● TO DO
Extract the lines that carry the string "Treasuries" from the listing.

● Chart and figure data

# # # #

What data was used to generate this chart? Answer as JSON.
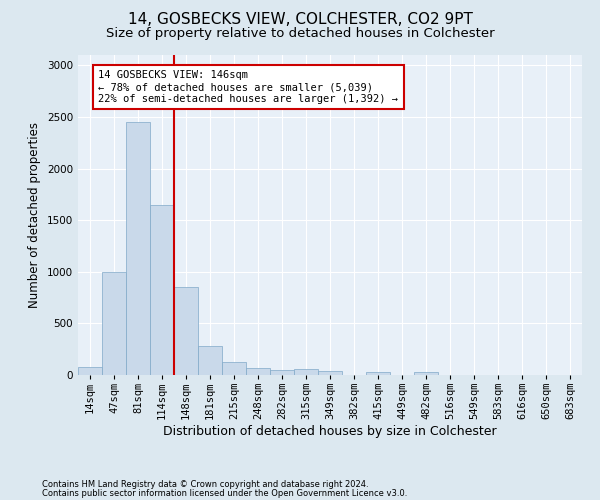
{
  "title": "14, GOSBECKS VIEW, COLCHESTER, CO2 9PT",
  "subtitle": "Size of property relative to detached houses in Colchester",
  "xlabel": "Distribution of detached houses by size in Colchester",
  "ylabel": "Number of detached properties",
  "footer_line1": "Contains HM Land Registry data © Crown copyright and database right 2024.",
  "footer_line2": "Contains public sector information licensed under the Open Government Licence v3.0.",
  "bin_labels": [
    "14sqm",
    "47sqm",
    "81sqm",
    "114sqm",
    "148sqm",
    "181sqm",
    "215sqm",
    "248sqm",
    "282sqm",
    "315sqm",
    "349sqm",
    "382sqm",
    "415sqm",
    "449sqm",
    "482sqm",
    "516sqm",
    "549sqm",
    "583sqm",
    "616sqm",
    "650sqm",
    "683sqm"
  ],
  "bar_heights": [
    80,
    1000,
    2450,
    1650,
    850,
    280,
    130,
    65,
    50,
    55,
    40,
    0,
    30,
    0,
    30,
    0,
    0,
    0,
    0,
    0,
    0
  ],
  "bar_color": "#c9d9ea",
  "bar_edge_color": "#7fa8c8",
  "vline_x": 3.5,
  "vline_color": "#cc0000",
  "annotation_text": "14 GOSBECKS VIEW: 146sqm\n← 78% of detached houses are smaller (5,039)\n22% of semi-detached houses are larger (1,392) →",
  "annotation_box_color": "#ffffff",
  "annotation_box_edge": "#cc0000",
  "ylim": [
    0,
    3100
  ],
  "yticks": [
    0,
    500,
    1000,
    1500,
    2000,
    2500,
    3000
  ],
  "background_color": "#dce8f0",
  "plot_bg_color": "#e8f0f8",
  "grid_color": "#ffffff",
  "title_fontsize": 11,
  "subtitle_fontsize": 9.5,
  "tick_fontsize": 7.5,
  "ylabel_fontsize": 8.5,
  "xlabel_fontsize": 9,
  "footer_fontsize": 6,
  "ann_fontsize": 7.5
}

# # # #

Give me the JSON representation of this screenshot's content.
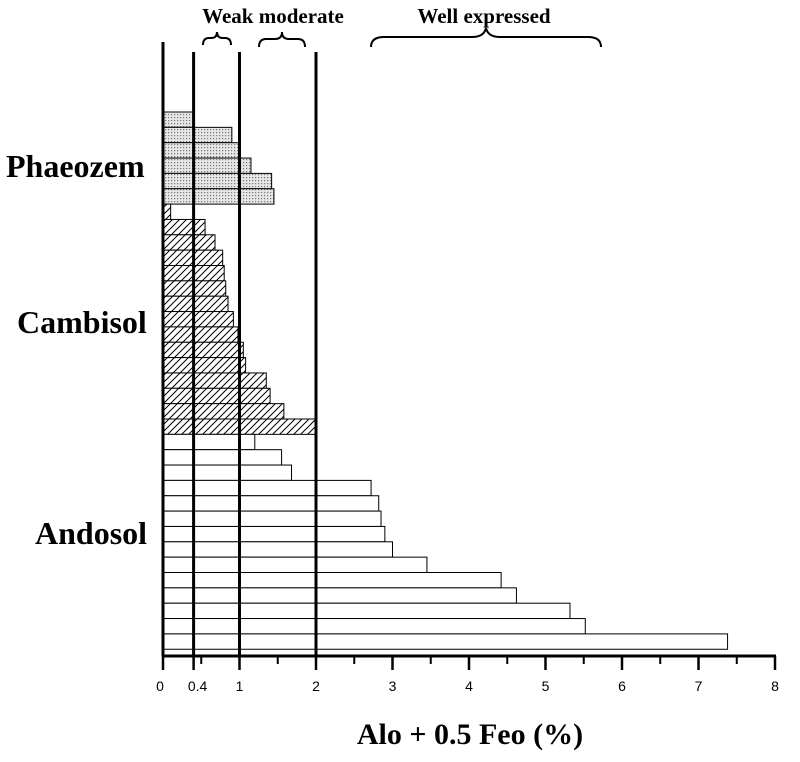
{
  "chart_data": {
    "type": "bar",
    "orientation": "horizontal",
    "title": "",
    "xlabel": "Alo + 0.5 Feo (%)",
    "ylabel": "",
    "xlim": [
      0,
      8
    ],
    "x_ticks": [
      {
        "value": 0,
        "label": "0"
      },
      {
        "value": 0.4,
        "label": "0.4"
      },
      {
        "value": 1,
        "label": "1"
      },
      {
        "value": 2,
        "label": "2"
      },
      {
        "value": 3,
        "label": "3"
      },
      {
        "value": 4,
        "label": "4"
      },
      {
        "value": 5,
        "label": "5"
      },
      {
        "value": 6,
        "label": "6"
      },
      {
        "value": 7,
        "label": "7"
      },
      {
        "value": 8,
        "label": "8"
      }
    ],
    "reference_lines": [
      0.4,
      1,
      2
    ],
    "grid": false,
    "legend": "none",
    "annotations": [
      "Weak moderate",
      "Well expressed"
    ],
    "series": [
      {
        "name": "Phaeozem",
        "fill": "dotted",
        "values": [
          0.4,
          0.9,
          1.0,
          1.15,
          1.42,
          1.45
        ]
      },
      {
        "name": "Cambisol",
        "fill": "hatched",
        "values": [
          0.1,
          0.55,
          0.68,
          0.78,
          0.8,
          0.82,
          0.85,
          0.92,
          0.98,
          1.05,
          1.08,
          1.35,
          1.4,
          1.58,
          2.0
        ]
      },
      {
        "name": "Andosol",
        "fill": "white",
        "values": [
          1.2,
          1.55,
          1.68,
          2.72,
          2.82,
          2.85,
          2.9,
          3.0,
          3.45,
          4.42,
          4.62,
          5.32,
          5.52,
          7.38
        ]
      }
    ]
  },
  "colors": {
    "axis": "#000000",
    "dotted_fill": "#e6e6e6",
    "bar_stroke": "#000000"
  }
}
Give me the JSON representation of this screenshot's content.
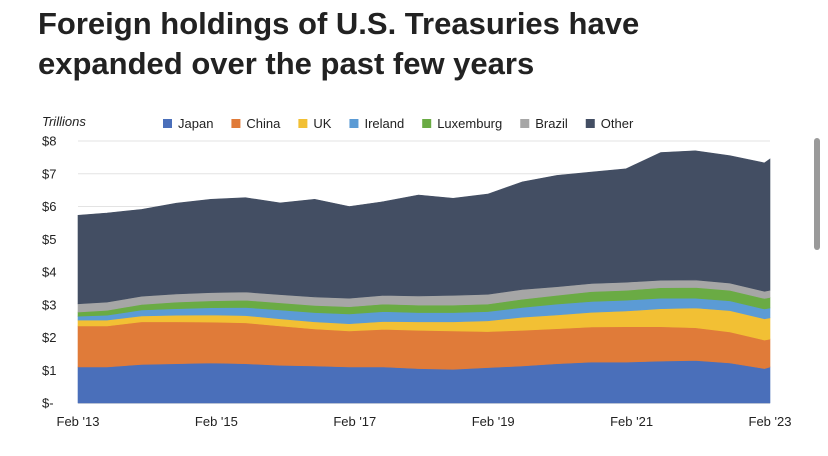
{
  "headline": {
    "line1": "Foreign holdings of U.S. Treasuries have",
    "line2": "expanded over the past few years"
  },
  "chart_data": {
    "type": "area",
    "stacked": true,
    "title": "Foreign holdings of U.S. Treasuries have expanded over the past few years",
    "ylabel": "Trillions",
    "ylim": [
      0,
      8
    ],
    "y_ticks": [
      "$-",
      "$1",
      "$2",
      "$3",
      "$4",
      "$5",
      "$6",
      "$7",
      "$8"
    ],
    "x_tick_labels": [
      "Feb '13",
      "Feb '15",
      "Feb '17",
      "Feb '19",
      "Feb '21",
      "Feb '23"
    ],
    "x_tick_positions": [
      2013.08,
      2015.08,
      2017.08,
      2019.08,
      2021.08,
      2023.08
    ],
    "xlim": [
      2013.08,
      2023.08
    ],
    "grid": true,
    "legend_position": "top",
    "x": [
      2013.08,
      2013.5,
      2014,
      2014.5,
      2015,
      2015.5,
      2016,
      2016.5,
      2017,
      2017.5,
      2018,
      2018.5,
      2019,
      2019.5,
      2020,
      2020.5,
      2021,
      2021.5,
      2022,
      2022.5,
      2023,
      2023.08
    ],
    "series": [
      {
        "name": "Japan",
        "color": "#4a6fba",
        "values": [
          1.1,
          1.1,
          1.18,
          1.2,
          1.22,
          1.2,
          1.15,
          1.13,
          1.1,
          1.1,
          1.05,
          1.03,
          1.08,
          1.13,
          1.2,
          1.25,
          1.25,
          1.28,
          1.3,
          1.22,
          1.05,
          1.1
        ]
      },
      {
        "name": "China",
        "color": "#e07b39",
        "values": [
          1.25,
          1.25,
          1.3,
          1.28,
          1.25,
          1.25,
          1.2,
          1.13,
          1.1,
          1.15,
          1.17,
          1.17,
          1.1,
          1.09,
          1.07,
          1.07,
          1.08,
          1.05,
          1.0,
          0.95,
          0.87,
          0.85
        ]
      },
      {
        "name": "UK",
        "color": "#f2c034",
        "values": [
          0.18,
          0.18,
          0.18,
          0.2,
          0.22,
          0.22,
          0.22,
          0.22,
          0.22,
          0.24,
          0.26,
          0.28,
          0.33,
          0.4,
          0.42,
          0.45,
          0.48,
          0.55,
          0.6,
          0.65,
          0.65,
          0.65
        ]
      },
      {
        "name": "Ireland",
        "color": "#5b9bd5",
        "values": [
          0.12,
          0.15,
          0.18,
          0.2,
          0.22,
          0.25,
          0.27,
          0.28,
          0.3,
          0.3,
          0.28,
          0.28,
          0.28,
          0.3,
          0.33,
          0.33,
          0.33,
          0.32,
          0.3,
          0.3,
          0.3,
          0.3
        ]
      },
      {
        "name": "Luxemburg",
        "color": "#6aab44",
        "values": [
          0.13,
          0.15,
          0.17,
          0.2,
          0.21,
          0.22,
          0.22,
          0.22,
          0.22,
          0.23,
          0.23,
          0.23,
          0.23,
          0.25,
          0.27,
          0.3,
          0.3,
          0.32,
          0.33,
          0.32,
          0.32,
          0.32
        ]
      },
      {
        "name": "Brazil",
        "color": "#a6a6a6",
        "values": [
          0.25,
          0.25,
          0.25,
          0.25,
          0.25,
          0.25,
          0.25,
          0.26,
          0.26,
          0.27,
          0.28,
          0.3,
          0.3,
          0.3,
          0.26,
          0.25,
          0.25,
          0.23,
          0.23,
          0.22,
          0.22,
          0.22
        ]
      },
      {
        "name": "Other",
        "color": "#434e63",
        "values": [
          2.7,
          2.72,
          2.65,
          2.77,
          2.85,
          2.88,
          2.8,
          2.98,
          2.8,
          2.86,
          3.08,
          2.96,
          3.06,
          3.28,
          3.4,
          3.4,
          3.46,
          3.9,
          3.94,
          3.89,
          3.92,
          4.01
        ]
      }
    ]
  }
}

# # # #

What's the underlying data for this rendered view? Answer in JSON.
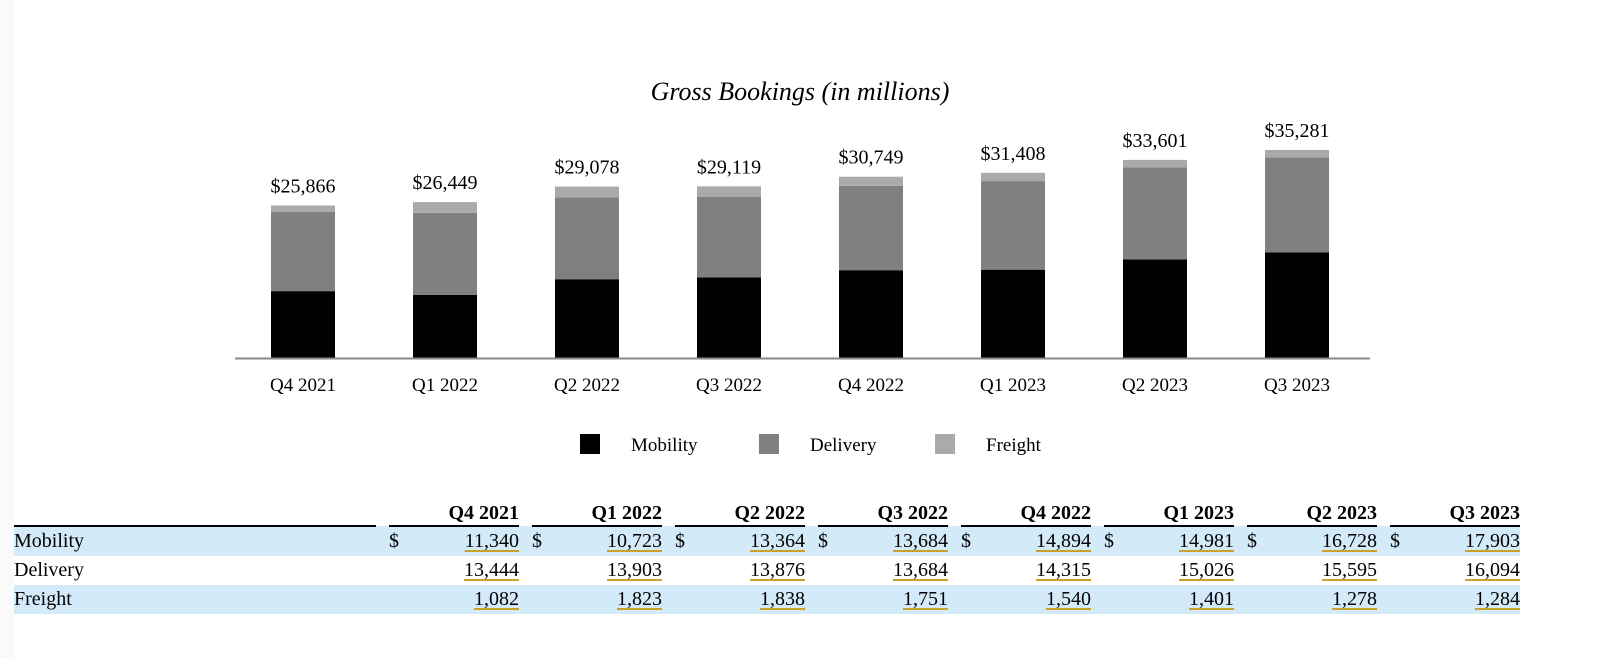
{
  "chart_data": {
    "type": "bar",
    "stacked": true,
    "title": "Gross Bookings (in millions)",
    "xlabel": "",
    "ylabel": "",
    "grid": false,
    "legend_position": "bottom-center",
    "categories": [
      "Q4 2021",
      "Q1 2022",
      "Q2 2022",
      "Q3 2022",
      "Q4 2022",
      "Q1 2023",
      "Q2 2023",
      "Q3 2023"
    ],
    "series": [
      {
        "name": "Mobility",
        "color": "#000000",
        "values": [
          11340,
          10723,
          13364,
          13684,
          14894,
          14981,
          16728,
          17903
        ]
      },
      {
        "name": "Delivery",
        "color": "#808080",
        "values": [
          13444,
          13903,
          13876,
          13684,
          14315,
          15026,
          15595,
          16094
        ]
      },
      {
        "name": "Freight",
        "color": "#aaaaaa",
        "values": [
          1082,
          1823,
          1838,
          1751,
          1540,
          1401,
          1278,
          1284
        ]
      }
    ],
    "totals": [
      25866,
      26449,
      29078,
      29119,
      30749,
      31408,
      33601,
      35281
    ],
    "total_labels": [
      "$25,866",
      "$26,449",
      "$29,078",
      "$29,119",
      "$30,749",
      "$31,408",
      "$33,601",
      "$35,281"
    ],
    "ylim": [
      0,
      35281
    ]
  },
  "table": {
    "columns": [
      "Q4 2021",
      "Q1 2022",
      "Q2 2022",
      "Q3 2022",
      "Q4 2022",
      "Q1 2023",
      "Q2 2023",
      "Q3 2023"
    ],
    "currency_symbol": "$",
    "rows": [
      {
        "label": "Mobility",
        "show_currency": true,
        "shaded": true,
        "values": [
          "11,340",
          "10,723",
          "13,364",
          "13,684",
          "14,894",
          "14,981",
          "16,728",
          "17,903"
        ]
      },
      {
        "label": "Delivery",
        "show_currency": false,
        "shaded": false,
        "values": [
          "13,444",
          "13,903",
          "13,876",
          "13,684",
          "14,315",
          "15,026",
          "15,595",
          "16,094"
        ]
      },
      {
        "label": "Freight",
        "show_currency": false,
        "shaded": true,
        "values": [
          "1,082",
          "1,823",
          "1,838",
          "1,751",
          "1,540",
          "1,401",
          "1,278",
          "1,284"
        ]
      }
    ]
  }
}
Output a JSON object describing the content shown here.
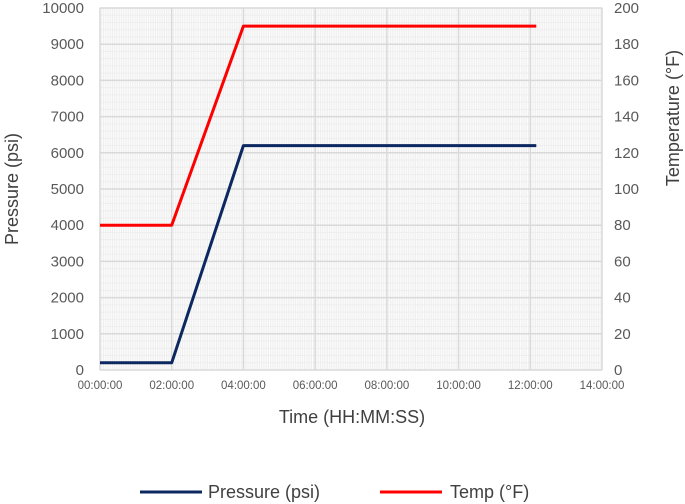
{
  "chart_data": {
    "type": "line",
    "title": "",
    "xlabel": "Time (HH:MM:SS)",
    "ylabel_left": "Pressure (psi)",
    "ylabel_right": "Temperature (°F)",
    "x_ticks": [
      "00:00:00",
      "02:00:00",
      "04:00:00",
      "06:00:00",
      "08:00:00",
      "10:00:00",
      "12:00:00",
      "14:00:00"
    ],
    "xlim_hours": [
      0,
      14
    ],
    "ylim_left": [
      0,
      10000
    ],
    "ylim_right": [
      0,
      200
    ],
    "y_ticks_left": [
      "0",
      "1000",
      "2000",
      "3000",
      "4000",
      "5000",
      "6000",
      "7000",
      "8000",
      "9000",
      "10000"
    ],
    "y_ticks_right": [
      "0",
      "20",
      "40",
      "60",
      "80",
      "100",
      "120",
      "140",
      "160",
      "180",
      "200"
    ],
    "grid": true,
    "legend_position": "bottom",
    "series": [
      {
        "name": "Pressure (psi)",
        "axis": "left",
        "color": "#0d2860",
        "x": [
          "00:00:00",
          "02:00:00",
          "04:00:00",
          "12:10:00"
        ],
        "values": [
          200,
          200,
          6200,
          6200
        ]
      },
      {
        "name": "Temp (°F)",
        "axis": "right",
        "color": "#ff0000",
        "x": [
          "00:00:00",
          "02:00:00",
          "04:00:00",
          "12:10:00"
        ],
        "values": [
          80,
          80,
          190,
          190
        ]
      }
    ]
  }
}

# # # #

● FULL SOLUTION
    "line1": "Foreign holdings of U.S. Treasuries have",
    "title": "Foreign holdings of U.S. Treasuries have expanded over the past few years",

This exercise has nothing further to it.